What the task asks: All lines below must be repeated exactly, with the pictures omitted.
Begin Data for this task
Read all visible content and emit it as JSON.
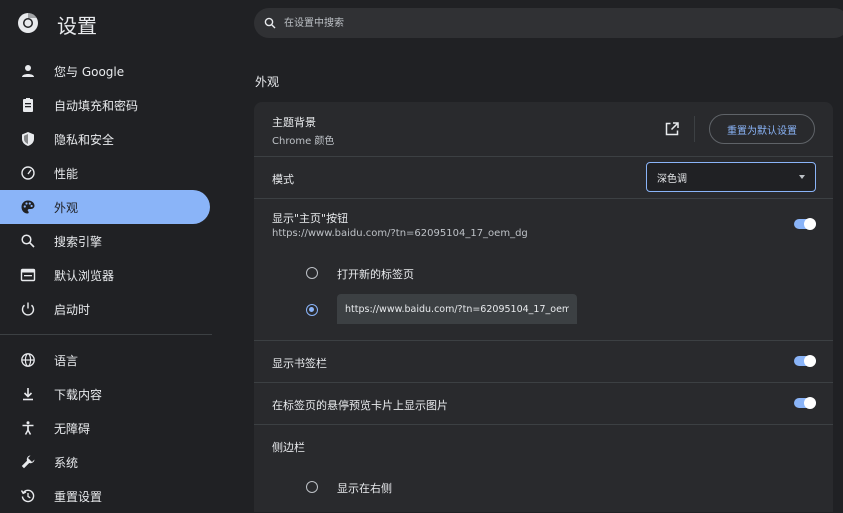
{
  "app": {
    "title": "设置"
  },
  "search": {
    "placeholder": "在设置中搜索"
  },
  "sidebar": {
    "items": [
      {
        "label": "您与 Google"
      },
      {
        "label": "自动填充和密码"
      },
      {
        "label": "隐私和安全"
      },
      {
        "label": "性能"
      },
      {
        "label": "外观",
        "active": true
      },
      {
        "label": "搜索引擎"
      },
      {
        "label": "默认浏览器"
      },
      {
        "label": "启动时"
      }
    ],
    "items2": [
      {
        "label": "语言"
      },
      {
        "label": "下载内容"
      },
      {
        "label": "无障碍"
      },
      {
        "label": "系统"
      },
      {
        "label": "重置设置"
      }
    ]
  },
  "appearance": {
    "section_title": "外观",
    "theme": {
      "title": "主题背景",
      "subtitle": "Chrome 颜色",
      "reset_label": "重置为默认设置"
    },
    "mode": {
      "title": "模式",
      "value": "深色调"
    },
    "home_button": {
      "title": "显示\"主页\"按钮",
      "subtitle": "https://www.baidu.com/?tn=62095104_17_oem_dg",
      "enabled": true,
      "option_new_tab": "打开新的标签页",
      "custom_url_value": "https://www.baidu.com/?tn=62095104_17_oem..."
    },
    "bookmarks_bar": {
      "title": "显示书签栏",
      "enabled": true
    },
    "tab_hover": {
      "title": "在标签页的悬停预览卡片上显示图片",
      "enabled": true
    },
    "side_panel": {
      "title": "侧边栏",
      "option_right": "显示在右侧"
    }
  },
  "colors": {
    "accent": "#8ab4f8",
    "background": "#202124",
    "card": "#292a2d"
  }
}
End Data for this task
Full solution:
Read all visible content and emit it as JSON.
{
  "app": {
    "title": "设置"
  },
  "search": {
    "placeholder": "在设置中搜索"
  },
  "sidebar": {
    "items": [
      {
        "label": "您与 Google"
      },
      {
        "label": "自动填充和密码"
      },
      {
        "label": "隐私和安全"
      },
      {
        "label": "性能"
      },
      {
        "label": "外观",
        "active": true
      },
      {
        "label": "搜索引擎"
      },
      {
        "label": "默认浏览器"
      },
      {
        "label": "启动时"
      }
    ],
    "items2": [
      {
        "label": "语言"
      },
      {
        "label": "下载内容"
      },
      {
        "label": "无障碍"
      },
      {
        "label": "系统"
      },
      {
        "label": "重置设置"
      }
    ]
  },
  "appearance": {
    "section_title": "外观",
    "theme": {
      "title": "主题背景",
      "subtitle": "Chrome 颜色",
      "reset_label": "重置为默认设置"
    },
    "mode": {
      "title": "模式",
      "value": "深色调"
    },
    "home_button": {
      "title": "显示\"主页\"按钮",
      "subtitle": "https://www.baidu.com/?tn=62095104_17_oem_dg",
      "enabled": true,
      "option_new_tab": "打开新的标签页",
      "custom_url_value": "https://www.baidu.com/?tn=62095104_17_oem..."
    },
    "bookmarks_bar": {
      "title": "显示书签栏",
      "enabled": true
    },
    "tab_hover": {
      "title": "在标签页的悬停预览卡片上显示图片",
      "enabled": true
    },
    "side_panel": {
      "title": "侧边栏",
      "option_right": "显示在右侧"
    }
  },
  "colors": {
    "accent": "#8ab4f8",
    "background": "#202124",
    "card": "#292a2d"
  }
}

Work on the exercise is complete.